Brief: Each line of the data that includes the string "parentes" is to be copied out.

Records:
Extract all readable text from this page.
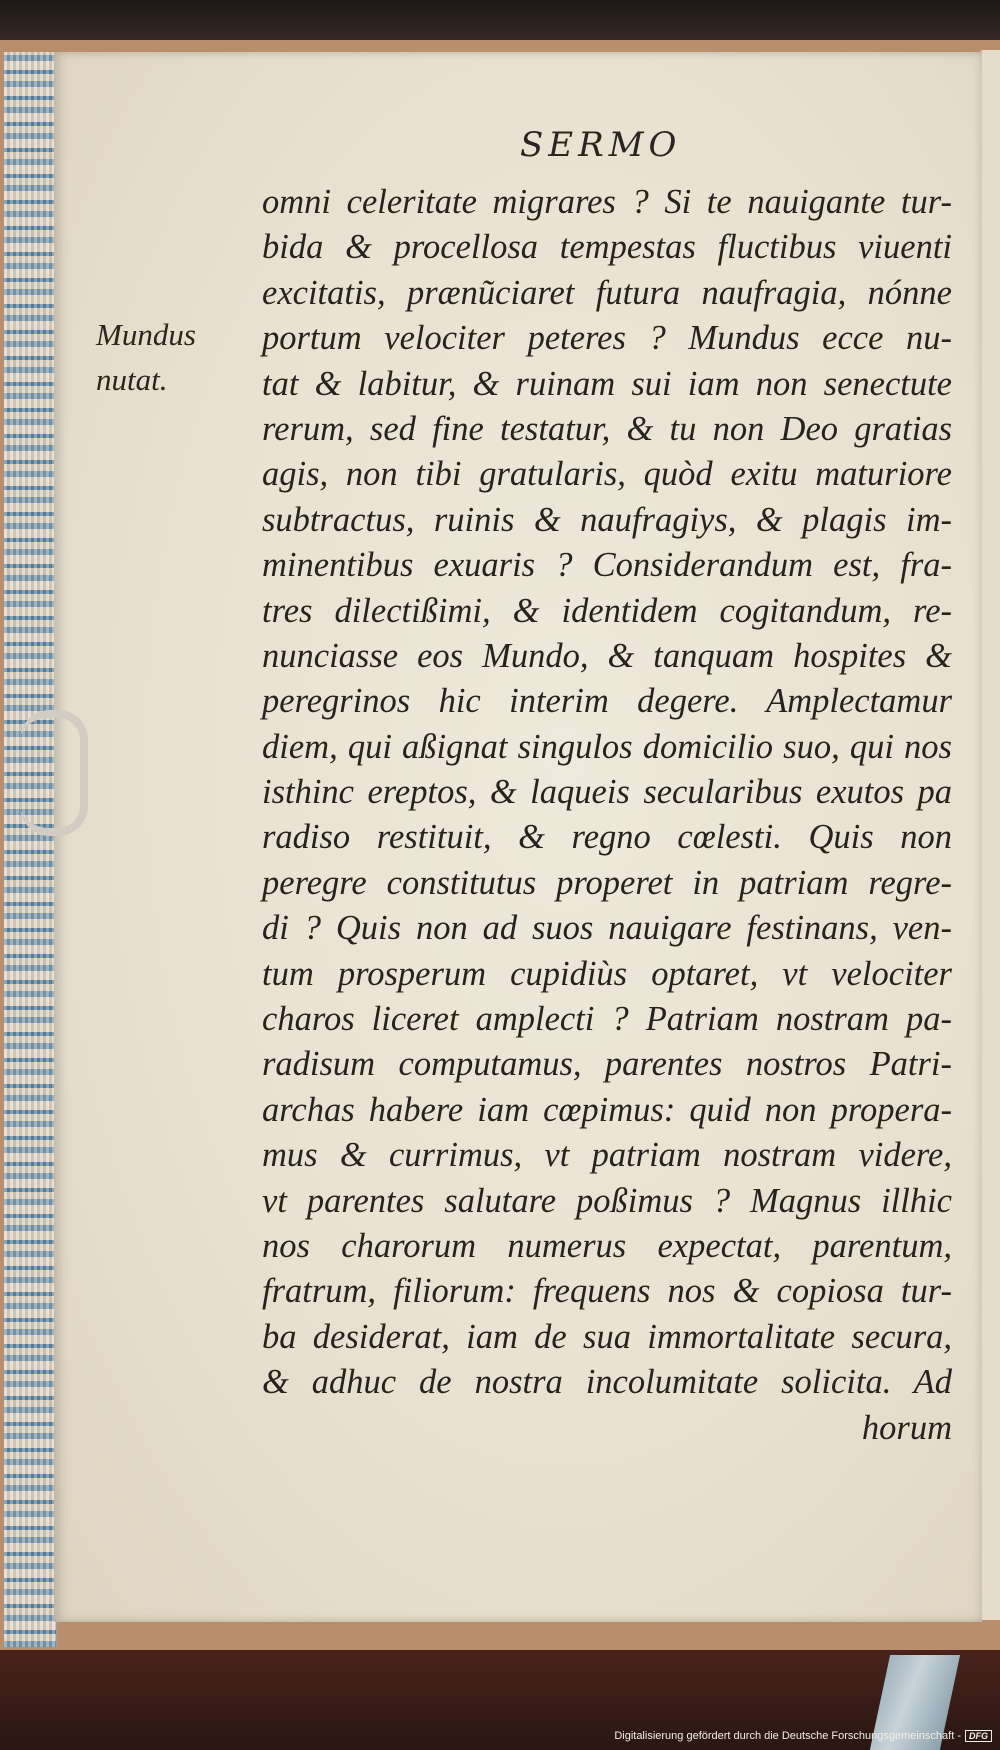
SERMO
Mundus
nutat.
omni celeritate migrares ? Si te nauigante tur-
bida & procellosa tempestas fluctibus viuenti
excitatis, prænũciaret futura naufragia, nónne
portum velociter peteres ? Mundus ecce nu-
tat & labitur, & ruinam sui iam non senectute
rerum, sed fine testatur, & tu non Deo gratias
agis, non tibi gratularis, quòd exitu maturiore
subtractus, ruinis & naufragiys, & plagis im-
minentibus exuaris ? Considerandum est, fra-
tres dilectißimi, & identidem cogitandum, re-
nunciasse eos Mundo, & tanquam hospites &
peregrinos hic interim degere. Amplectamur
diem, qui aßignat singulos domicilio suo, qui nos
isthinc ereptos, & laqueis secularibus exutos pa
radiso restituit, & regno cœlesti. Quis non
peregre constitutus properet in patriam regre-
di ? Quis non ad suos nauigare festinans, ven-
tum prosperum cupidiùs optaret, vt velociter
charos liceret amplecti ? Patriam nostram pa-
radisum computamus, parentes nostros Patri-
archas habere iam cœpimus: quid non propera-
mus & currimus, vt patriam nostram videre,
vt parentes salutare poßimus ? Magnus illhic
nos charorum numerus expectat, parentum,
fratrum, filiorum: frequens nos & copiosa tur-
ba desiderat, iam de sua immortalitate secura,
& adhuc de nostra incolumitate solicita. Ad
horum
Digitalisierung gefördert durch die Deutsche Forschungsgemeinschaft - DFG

Answer to the exercise:
radisum computamus, parentes nostros Patri-
vt parentes salutare poßimus ? Magnus illhic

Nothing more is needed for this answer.